_INPUT MATERIAL:_
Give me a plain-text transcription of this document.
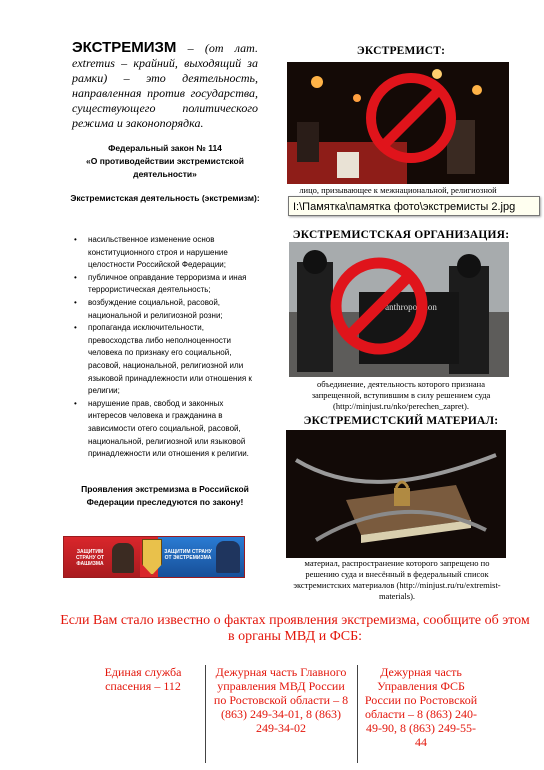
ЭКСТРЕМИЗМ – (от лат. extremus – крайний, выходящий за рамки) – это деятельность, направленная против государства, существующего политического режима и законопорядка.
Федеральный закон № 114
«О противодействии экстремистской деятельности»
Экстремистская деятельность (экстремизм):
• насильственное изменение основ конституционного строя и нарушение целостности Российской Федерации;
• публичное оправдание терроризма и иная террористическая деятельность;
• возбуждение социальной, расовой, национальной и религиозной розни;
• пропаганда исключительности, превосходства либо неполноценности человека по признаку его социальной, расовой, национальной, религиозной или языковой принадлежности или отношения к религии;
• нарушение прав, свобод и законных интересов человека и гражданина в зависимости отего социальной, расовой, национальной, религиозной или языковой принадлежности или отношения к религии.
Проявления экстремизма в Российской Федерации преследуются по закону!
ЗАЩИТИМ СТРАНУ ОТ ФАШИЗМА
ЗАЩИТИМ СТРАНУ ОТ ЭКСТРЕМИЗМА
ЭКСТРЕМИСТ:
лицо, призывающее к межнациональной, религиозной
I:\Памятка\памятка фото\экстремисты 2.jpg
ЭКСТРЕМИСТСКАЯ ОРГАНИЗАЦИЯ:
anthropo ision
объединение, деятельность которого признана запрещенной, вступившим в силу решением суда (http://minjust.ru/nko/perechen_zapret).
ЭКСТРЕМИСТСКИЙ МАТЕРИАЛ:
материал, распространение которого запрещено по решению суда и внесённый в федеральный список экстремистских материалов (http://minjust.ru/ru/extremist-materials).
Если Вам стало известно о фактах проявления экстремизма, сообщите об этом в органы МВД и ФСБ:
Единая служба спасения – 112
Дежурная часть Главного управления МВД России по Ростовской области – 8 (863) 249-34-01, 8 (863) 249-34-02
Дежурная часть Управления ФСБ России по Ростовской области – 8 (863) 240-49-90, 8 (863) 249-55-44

_GOAL:_ Without the images, write out each line of the data verbatim.

_RIGHT ANSWER:_
Give me a plain-text transcription of this document.
ЭКСТРЕМИЗМ – (от лат. extremus – крайний, выходящий за рамки) – это деятельность, направленная против государства, существующего политического режима и законопорядка.
Федеральный закон № 114
«О противодействии экстремистской деятельности»
Экстремистская деятельность (экстремизм):
• насильственное изменение основ конституционного строя и нарушение целостности Российской Федерации;
• публичное оправдание терроризма и иная террористическая деятельность;
• возбуждение социальной, расовой, национальной и религиозной розни;
• пропаганда исключительности, превосходства либо неполноценности человека по признаку его социальной, расовой, национальной, религиозной или языковой принадлежности или отношения к религии;
• нарушение прав, свобод и законных интересов человека и гражданина в зависимости отего социальной, расовой, национальной, религиозной или языковой принадлежности или отношения к религии.
Проявления экстремизма в Российской Федерации преследуются по закону!
ЗАЩИТИМ СТРАНУ ОТ ФАШИЗМА
ЗАЩИТИМ СТРАНУ ОТ ЭКСТРЕМИЗМА
ЭКСТРЕМИСТ:
лицо, призывающее к межнациональной, религиозной
I:\Памятка\памятка фото\экстремисты 2.jpg
ЭКСТРЕМИСТСКАЯ ОРГАНИЗАЦИЯ:
anthropo ision
объединение, деятельность которого признана запрещенной, вступившим в силу решением суда (http://minjust.ru/nko/perechen_zapret).
ЭКСТРЕМИСТСКИЙ МАТЕРИАЛ:
материал, распространение которого запрещено по решению суда и внесённый в федеральный список экстремистских материалов (http://minjust.ru/ru/extremist-materials).
Если Вам стало известно о фактах проявления экстремизма, сообщите об этом в органы МВД и ФСБ:
Единая служба спасения – 112
Дежурная часть Главного управления МВД России по Ростовской области – 8 (863) 249-34-01, 8 (863) 249-34-02
Дежурная часть Управления ФСБ России по Ростовской области – 8 (863) 240-49-90, 8 (863) 249-55-44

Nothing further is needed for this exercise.